→ AVAILABLE RECORDS
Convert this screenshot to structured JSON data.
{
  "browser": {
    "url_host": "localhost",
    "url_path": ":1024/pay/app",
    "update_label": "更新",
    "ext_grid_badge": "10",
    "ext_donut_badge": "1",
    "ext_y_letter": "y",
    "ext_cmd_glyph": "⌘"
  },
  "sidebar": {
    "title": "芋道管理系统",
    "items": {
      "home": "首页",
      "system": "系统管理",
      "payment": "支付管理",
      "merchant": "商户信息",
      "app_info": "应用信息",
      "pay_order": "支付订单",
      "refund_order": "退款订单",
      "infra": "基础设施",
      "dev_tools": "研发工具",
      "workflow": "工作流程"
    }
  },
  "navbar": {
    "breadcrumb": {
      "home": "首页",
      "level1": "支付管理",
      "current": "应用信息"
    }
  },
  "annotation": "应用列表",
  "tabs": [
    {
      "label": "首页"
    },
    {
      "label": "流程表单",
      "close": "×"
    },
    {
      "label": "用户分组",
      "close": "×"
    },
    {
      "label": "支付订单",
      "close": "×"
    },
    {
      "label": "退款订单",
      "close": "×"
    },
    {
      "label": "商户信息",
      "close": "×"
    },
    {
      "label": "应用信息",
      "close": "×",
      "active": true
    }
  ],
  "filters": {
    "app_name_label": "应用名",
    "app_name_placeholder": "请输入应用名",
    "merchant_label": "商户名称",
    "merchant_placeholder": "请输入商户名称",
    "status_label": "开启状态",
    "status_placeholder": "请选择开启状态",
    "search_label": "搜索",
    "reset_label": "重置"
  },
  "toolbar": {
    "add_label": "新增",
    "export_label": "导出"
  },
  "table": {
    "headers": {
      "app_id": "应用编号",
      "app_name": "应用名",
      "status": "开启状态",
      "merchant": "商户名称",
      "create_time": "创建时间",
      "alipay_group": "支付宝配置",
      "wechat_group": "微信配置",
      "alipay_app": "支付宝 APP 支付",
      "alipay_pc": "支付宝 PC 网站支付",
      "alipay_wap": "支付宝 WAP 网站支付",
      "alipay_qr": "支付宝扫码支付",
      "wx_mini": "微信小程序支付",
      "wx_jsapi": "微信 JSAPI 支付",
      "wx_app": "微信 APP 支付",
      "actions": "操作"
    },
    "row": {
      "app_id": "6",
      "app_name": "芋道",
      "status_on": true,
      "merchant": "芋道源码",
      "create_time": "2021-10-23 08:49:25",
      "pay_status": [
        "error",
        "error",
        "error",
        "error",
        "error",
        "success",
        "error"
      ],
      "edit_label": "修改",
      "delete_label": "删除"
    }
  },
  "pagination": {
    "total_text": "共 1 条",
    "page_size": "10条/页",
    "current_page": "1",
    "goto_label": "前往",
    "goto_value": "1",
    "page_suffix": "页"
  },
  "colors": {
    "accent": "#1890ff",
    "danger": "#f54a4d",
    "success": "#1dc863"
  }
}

→ GIVEN TASK
Filter the data for the string "网站支付" and copy every line that has it.

→ TASK RESPONSE
      "alipay_pc": "支付宝 PC 网站支付",
      "alipay_wap": "支付宝 WAP 网站支付",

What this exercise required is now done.